____ RECORDS

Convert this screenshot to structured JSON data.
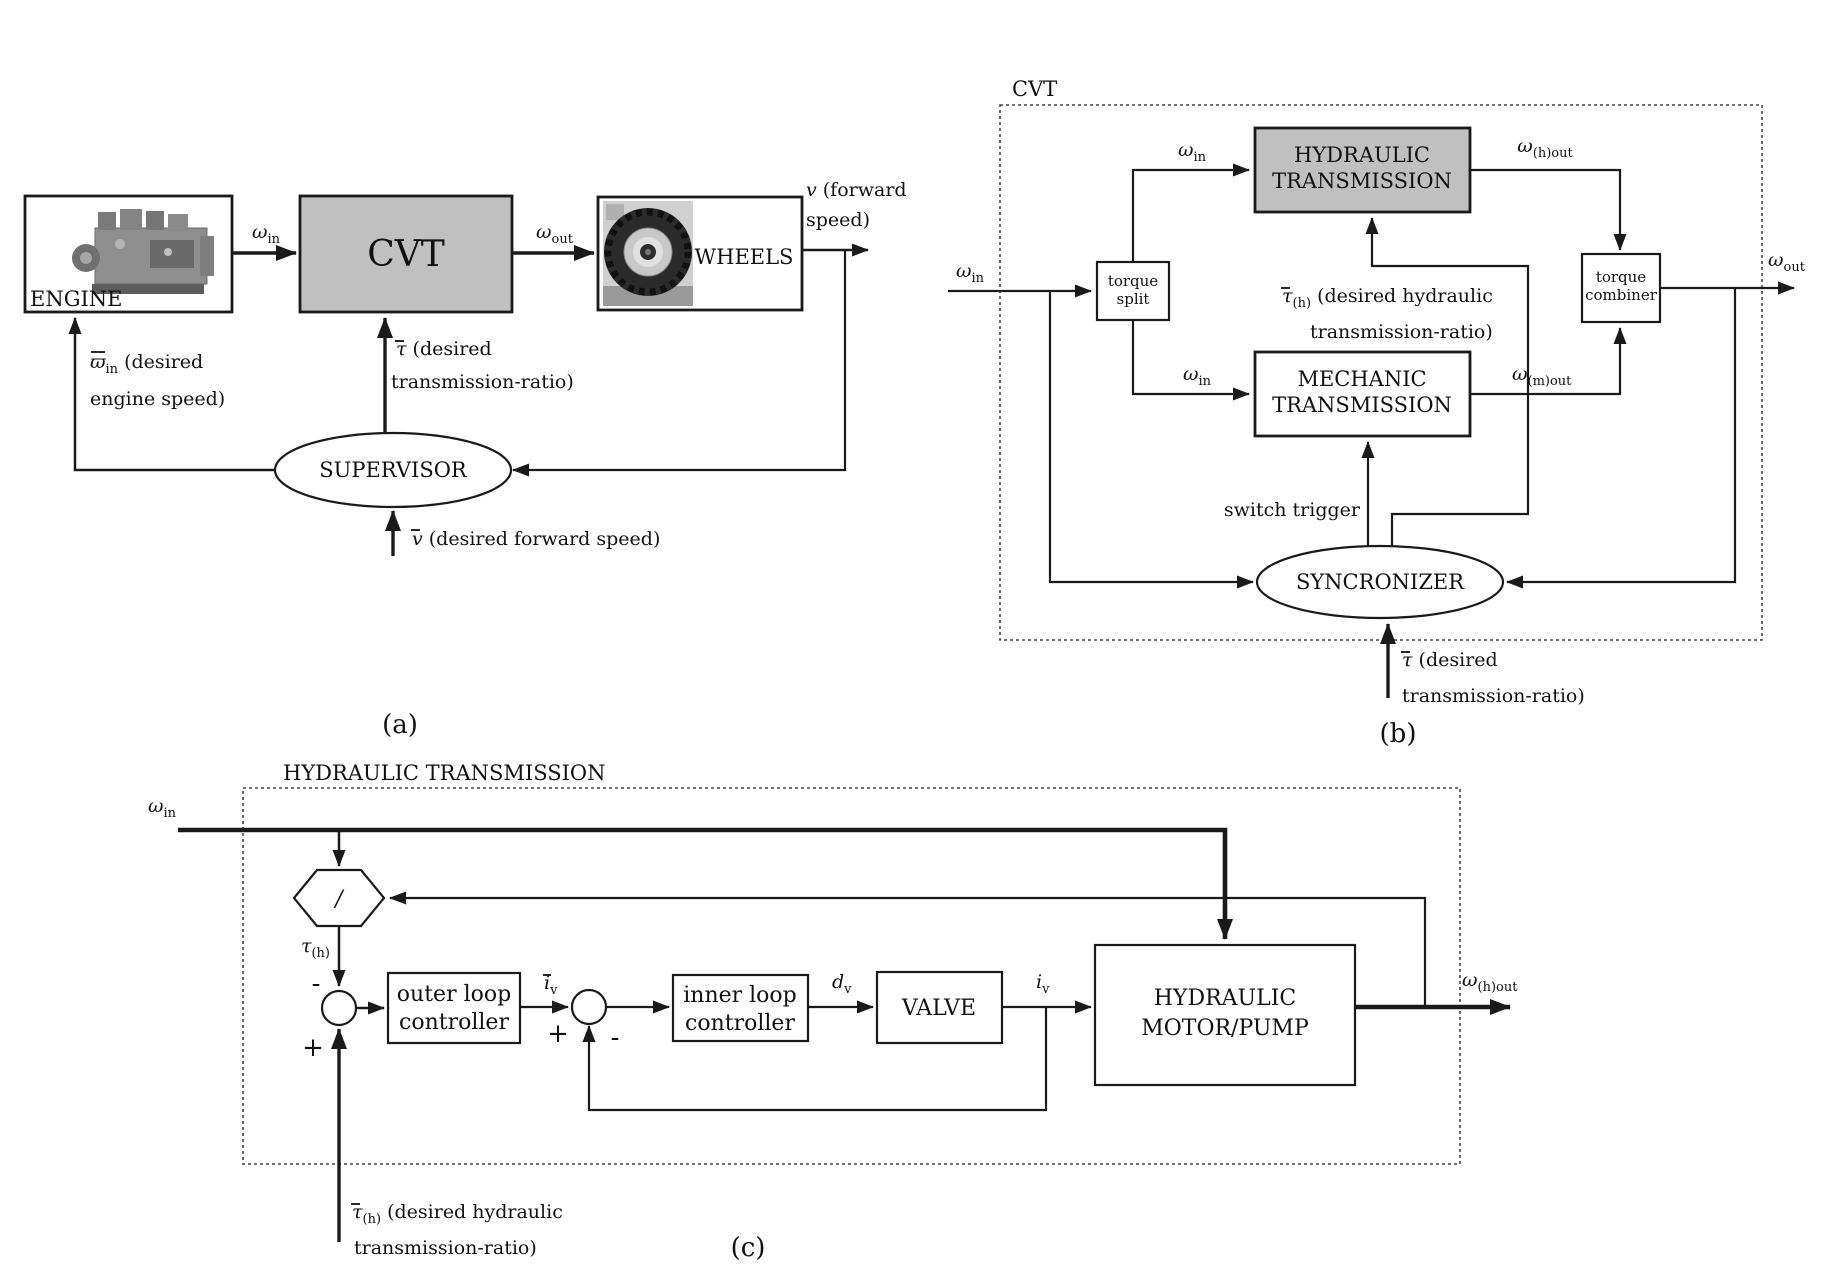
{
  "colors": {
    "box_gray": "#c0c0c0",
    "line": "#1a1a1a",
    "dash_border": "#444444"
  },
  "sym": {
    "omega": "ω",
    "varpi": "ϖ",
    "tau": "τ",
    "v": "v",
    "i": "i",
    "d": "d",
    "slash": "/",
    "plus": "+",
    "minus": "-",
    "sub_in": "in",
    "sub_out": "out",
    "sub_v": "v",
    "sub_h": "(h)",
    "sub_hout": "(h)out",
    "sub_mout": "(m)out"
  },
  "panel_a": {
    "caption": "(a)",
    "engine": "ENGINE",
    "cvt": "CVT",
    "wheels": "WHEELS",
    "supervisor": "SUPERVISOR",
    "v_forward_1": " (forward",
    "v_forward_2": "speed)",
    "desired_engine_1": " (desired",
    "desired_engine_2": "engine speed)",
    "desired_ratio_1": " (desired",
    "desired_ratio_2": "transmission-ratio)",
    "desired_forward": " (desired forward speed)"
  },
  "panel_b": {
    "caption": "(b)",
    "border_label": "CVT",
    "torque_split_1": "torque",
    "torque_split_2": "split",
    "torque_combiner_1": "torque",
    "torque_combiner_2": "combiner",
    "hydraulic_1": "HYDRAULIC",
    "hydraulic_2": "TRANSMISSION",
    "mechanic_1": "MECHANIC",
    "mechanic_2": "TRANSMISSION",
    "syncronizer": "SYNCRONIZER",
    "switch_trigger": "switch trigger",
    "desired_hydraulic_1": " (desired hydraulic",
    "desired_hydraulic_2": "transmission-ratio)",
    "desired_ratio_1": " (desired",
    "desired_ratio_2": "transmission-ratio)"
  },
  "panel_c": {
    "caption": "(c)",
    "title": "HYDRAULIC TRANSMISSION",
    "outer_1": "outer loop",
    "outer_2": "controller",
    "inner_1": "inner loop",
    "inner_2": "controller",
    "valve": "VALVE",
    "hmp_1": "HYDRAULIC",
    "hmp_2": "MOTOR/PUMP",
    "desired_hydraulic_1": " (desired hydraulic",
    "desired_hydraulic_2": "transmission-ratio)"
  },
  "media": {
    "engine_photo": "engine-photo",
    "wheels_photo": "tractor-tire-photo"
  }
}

________

Quote the records above in full, dropping each picture.

**OUTPUT OF THE EXERCISE:**
Convert this screenshot to structured JSON data.
{
  "colors": {
    "box_gray": "#c0c0c0",
    "line": "#1a1a1a",
    "dash_border": "#444444"
  },
  "sym": {
    "omega": "ω",
    "varpi": "ϖ",
    "tau": "τ",
    "v": "v",
    "i": "i",
    "d": "d",
    "slash": "/",
    "plus": "+",
    "minus": "-",
    "sub_in": "in",
    "sub_out": "out",
    "sub_v": "v",
    "sub_h": "(h)",
    "sub_hout": "(h)out",
    "sub_mout": "(m)out"
  },
  "panel_a": {
    "caption": "(a)",
    "engine": "ENGINE",
    "cvt": "CVT",
    "wheels": "WHEELS",
    "supervisor": "SUPERVISOR",
    "v_forward_1": " (forward",
    "v_forward_2": "speed)",
    "desired_engine_1": " (desired",
    "desired_engine_2": "engine speed)",
    "desired_ratio_1": " (desired",
    "desired_ratio_2": "transmission-ratio)",
    "desired_forward": " (desired forward speed)"
  },
  "panel_b": {
    "caption": "(b)",
    "border_label": "CVT",
    "torque_split_1": "torque",
    "torque_split_2": "split",
    "torque_combiner_1": "torque",
    "torque_combiner_2": "combiner",
    "hydraulic_1": "HYDRAULIC",
    "hydraulic_2": "TRANSMISSION",
    "mechanic_1": "MECHANIC",
    "mechanic_2": "TRANSMISSION",
    "syncronizer": "SYNCRONIZER",
    "switch_trigger": "switch trigger",
    "desired_hydraulic_1": " (desired hydraulic",
    "desired_hydraulic_2": "transmission-ratio)",
    "desired_ratio_1": " (desired",
    "desired_ratio_2": "transmission-ratio)"
  },
  "panel_c": {
    "caption": "(c)",
    "title": "HYDRAULIC TRANSMISSION",
    "outer_1": "outer loop",
    "outer_2": "controller",
    "inner_1": "inner loop",
    "inner_2": "controller",
    "valve": "VALVE",
    "hmp_1": "HYDRAULIC",
    "hmp_2": "MOTOR/PUMP",
    "desired_hydraulic_1": " (desired hydraulic",
    "desired_hydraulic_2": "transmission-ratio)"
  },
  "media": {
    "engine_photo": "engine-photo",
    "wheels_photo": "tractor-tire-photo"
  }
}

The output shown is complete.